▸ **INSTRUCTIONS TO FOLLOW**:
Quote all of the data exactly as given. Skip every picture it contains.

▸ **EXCERPTED RECORDS**:
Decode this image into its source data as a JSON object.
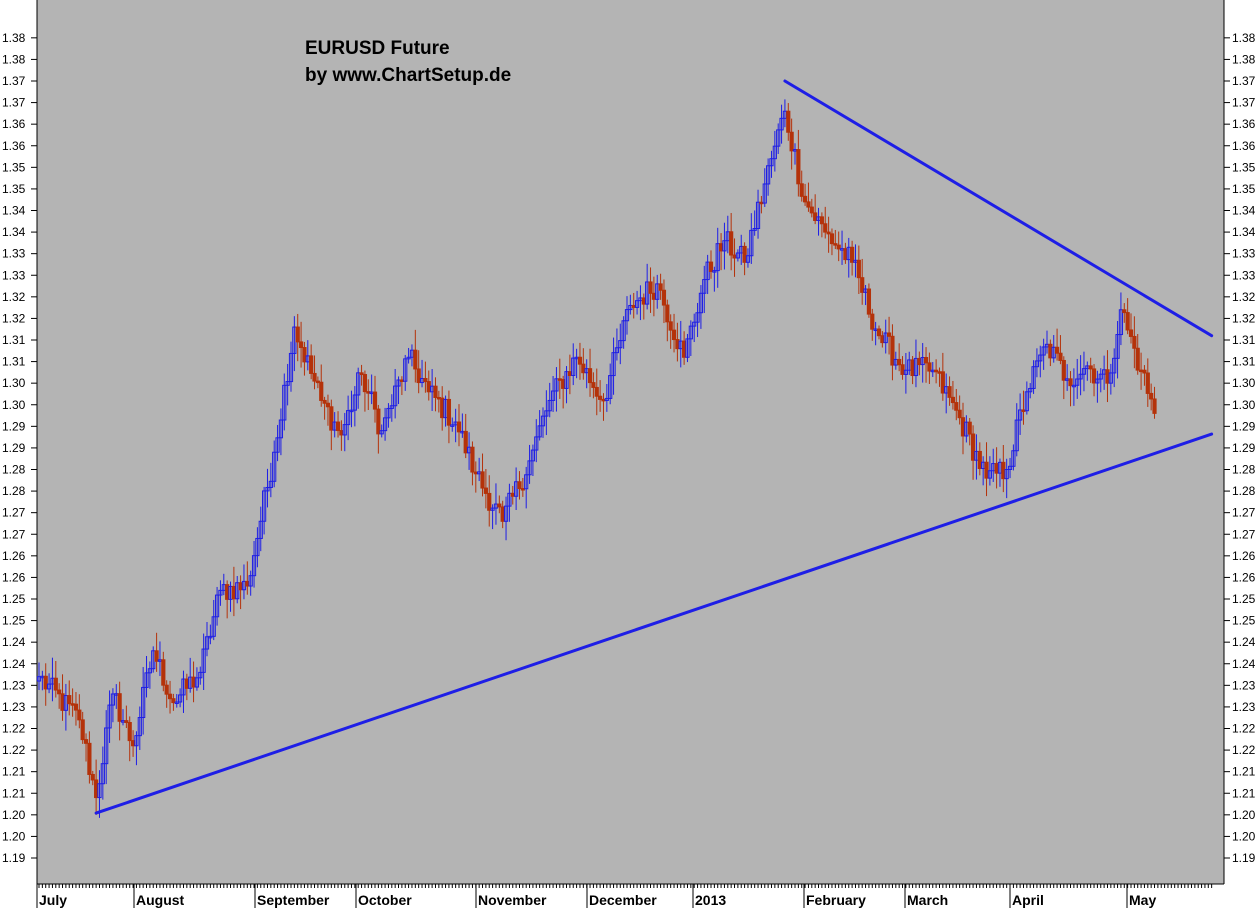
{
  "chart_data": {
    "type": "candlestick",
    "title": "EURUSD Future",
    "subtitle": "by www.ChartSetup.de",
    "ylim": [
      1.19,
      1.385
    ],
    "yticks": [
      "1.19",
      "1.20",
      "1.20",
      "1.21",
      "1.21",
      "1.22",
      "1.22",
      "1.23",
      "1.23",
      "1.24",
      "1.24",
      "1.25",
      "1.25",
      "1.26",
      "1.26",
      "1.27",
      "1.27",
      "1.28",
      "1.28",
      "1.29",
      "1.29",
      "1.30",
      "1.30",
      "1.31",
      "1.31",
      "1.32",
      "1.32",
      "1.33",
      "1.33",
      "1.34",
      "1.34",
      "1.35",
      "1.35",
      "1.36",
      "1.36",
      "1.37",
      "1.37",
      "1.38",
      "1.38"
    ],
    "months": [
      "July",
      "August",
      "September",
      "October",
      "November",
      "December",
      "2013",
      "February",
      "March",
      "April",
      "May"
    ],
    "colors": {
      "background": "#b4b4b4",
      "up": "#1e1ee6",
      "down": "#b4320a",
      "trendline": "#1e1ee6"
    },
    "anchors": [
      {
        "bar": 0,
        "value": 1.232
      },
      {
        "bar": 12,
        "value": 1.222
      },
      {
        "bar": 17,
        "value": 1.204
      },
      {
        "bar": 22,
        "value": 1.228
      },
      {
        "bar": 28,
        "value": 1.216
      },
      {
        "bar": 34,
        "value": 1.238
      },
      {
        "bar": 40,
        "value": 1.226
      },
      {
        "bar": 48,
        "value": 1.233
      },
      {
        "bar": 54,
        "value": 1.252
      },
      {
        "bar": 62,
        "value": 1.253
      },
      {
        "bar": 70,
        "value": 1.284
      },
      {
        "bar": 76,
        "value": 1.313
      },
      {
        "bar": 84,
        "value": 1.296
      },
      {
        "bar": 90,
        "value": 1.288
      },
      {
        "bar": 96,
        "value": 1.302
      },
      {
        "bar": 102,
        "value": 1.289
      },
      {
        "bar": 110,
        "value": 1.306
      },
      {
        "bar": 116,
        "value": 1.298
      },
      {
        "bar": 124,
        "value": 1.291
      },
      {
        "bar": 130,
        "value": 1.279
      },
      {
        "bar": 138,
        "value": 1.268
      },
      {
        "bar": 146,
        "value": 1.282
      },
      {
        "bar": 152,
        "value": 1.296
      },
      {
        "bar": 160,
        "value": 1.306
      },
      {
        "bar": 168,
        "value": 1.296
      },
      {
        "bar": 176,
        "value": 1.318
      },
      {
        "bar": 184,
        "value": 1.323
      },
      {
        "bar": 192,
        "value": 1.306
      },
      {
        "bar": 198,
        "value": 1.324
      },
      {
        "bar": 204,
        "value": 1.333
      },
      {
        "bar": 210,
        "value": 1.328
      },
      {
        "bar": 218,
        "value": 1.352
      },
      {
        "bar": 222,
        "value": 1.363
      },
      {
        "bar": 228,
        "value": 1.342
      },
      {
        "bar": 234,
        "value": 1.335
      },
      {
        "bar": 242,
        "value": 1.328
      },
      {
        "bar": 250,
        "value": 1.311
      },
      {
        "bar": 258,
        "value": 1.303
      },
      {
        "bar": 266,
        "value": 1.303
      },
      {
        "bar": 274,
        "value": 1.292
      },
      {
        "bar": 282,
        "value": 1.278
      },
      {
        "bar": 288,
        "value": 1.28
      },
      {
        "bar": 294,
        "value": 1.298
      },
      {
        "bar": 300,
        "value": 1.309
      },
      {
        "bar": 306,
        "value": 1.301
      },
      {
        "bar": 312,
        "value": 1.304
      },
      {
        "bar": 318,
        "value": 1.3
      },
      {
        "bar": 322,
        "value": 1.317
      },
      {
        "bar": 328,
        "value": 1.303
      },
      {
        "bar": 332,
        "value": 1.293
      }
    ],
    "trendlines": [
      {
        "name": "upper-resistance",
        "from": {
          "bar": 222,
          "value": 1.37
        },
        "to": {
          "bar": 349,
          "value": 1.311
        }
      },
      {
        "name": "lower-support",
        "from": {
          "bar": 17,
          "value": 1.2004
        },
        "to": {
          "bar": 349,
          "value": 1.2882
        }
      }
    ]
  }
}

▸ **RESPONSE BELOW**:
Decode this image into its source data as a JSON object.
{
  "chart_data": {
    "type": "candlestick",
    "title": "EURUSD Future",
    "subtitle": "by www.ChartSetup.de",
    "ylim": [
      1.19,
      1.385
    ],
    "yticks": [
      "1.19",
      "1.20",
      "1.20",
      "1.21",
      "1.21",
      "1.22",
      "1.22",
      "1.23",
      "1.23",
      "1.24",
      "1.24",
      "1.25",
      "1.25",
      "1.26",
      "1.26",
      "1.27",
      "1.27",
      "1.28",
      "1.28",
      "1.29",
      "1.29",
      "1.30",
      "1.30",
      "1.31",
      "1.31",
      "1.32",
      "1.32",
      "1.33",
      "1.33",
      "1.34",
      "1.34",
      "1.35",
      "1.35",
      "1.36",
      "1.36",
      "1.37",
      "1.37",
      "1.38",
      "1.38"
    ],
    "months": [
      "July",
      "August",
      "September",
      "October",
      "November",
      "December",
      "2013",
      "February",
      "March",
      "April",
      "May"
    ],
    "colors": {
      "background": "#b4b4b4",
      "up": "#1e1ee6",
      "down": "#b4320a",
      "trendline": "#1e1ee6"
    },
    "anchors": [
      {
        "bar": 0,
        "value": 1.232
      },
      {
        "bar": 12,
        "value": 1.222
      },
      {
        "bar": 17,
        "value": 1.204
      },
      {
        "bar": 22,
        "value": 1.228
      },
      {
        "bar": 28,
        "value": 1.216
      },
      {
        "bar": 34,
        "value": 1.238
      },
      {
        "bar": 40,
        "value": 1.226
      },
      {
        "bar": 48,
        "value": 1.233
      },
      {
        "bar": 54,
        "value": 1.252
      },
      {
        "bar": 62,
        "value": 1.253
      },
      {
        "bar": 70,
        "value": 1.284
      },
      {
        "bar": 76,
        "value": 1.313
      },
      {
        "bar": 84,
        "value": 1.296
      },
      {
        "bar": 90,
        "value": 1.288
      },
      {
        "bar": 96,
        "value": 1.302
      },
      {
        "bar": 102,
        "value": 1.289
      },
      {
        "bar": 110,
        "value": 1.306
      },
      {
        "bar": 116,
        "value": 1.298
      },
      {
        "bar": 124,
        "value": 1.291
      },
      {
        "bar": 130,
        "value": 1.279
      },
      {
        "bar": 138,
        "value": 1.268
      },
      {
        "bar": 146,
        "value": 1.282
      },
      {
        "bar": 152,
        "value": 1.296
      },
      {
        "bar": 160,
        "value": 1.306
      },
      {
        "bar": 168,
        "value": 1.296
      },
      {
        "bar": 176,
        "value": 1.318
      },
      {
        "bar": 184,
        "value": 1.323
      },
      {
        "bar": 192,
        "value": 1.306
      },
      {
        "bar": 198,
        "value": 1.324
      },
      {
        "bar": 204,
        "value": 1.333
      },
      {
        "bar": 210,
        "value": 1.328
      },
      {
        "bar": 218,
        "value": 1.352
      },
      {
        "bar": 222,
        "value": 1.363
      },
      {
        "bar": 228,
        "value": 1.342
      },
      {
        "bar": 234,
        "value": 1.335
      },
      {
        "bar": 242,
        "value": 1.328
      },
      {
        "bar": 250,
        "value": 1.311
      },
      {
        "bar": 258,
        "value": 1.303
      },
      {
        "bar": 266,
        "value": 1.303
      },
      {
        "bar": 274,
        "value": 1.292
      },
      {
        "bar": 282,
        "value": 1.278
      },
      {
        "bar": 288,
        "value": 1.28
      },
      {
        "bar": 294,
        "value": 1.298
      },
      {
        "bar": 300,
        "value": 1.309
      },
      {
        "bar": 306,
        "value": 1.301
      },
      {
        "bar": 312,
        "value": 1.304
      },
      {
        "bar": 318,
        "value": 1.3
      },
      {
        "bar": 322,
        "value": 1.317
      },
      {
        "bar": 328,
        "value": 1.303
      },
      {
        "bar": 332,
        "value": 1.293
      }
    ],
    "trendlines": [
      {
        "name": "upper-resistance",
        "from": {
          "bar": 222,
          "value": 1.37
        },
        "to": {
          "bar": 349,
          "value": 1.311
        }
      },
      {
        "name": "lower-support",
        "from": {
          "bar": 17,
          "value": 1.2004
        },
        "to": {
          "bar": 349,
          "value": 1.2882
        }
      }
    ]
  }
}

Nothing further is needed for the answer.